Task to carry out: In the following material, identify every line holding the string "JSON" and return it.

»»

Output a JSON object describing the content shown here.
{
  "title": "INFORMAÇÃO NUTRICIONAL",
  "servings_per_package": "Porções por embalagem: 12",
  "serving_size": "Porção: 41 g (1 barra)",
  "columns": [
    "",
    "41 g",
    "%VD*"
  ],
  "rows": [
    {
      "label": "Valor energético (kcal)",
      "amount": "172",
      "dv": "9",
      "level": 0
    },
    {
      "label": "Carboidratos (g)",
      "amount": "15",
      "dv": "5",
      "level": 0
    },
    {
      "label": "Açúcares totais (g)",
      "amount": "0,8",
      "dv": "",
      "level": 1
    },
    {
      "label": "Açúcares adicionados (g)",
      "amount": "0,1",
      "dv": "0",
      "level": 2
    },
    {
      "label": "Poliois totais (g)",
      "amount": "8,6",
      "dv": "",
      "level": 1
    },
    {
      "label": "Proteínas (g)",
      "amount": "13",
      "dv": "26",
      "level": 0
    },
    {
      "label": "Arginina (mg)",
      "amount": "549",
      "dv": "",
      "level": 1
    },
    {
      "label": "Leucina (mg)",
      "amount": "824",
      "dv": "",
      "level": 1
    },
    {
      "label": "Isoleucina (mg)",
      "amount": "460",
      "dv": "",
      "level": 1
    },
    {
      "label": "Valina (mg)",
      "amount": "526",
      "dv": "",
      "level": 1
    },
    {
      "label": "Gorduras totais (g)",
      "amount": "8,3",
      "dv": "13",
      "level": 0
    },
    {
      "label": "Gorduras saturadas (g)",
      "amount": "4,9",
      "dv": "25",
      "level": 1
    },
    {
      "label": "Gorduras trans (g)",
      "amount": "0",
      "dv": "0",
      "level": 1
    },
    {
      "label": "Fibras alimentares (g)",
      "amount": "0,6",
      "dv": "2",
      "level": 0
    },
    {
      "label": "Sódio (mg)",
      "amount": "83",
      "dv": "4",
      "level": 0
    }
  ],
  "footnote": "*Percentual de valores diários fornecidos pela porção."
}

««
»»

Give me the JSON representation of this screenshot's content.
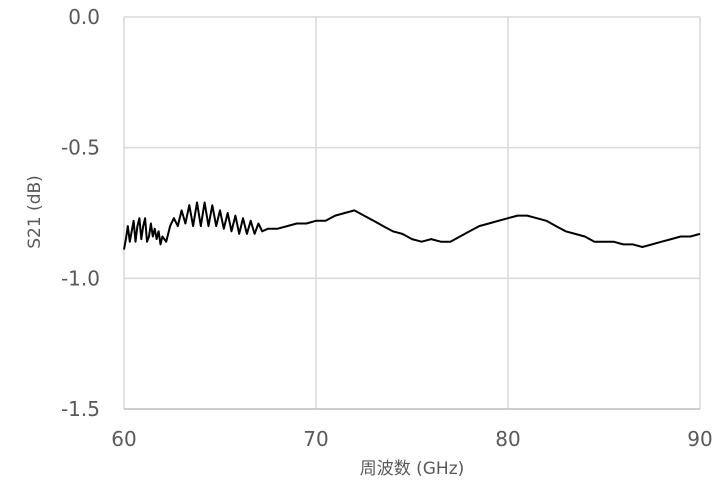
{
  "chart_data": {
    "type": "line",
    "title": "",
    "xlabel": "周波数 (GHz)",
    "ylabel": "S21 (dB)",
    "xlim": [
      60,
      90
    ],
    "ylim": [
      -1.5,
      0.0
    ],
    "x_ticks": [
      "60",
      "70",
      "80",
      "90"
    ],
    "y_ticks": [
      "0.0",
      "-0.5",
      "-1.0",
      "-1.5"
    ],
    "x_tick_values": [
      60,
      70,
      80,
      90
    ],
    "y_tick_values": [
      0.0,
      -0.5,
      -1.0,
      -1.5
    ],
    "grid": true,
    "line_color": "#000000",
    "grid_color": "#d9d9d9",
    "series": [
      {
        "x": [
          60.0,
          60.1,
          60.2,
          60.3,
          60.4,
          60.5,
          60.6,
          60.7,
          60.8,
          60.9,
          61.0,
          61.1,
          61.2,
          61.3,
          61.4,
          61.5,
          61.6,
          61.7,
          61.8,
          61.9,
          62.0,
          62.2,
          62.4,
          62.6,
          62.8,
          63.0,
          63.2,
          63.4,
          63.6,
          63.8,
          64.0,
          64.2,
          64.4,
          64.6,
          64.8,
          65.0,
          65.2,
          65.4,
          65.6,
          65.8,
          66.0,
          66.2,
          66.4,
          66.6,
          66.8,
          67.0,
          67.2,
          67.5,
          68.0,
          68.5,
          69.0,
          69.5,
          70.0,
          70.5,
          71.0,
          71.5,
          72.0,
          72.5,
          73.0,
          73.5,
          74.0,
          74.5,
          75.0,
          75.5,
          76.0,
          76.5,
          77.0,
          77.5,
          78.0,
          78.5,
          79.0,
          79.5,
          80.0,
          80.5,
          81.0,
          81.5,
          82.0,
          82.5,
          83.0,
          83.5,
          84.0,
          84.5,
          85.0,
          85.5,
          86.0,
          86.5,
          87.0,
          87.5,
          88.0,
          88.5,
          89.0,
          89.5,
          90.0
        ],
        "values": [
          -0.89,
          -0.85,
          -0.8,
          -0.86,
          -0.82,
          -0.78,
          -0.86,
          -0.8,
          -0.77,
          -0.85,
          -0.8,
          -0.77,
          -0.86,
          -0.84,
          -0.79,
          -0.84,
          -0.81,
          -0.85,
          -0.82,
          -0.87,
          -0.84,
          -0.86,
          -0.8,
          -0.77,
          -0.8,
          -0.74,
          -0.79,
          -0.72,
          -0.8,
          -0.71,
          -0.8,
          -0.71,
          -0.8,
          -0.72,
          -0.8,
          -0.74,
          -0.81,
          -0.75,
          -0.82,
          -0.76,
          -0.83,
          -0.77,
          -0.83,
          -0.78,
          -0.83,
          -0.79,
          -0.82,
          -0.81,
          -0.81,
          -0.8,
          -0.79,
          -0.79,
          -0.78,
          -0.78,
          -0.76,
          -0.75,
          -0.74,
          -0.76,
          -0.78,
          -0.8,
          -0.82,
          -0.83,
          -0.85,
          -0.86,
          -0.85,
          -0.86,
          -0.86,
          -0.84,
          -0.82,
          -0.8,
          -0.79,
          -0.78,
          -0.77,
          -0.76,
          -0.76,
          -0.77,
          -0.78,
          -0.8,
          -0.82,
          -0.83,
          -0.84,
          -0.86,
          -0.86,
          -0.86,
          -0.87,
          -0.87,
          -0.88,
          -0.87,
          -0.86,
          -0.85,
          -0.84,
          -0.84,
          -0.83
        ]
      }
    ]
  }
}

««

In response:
Output a JSON object describing the content shown here.
Give me the JSON representation of this screenshot's content.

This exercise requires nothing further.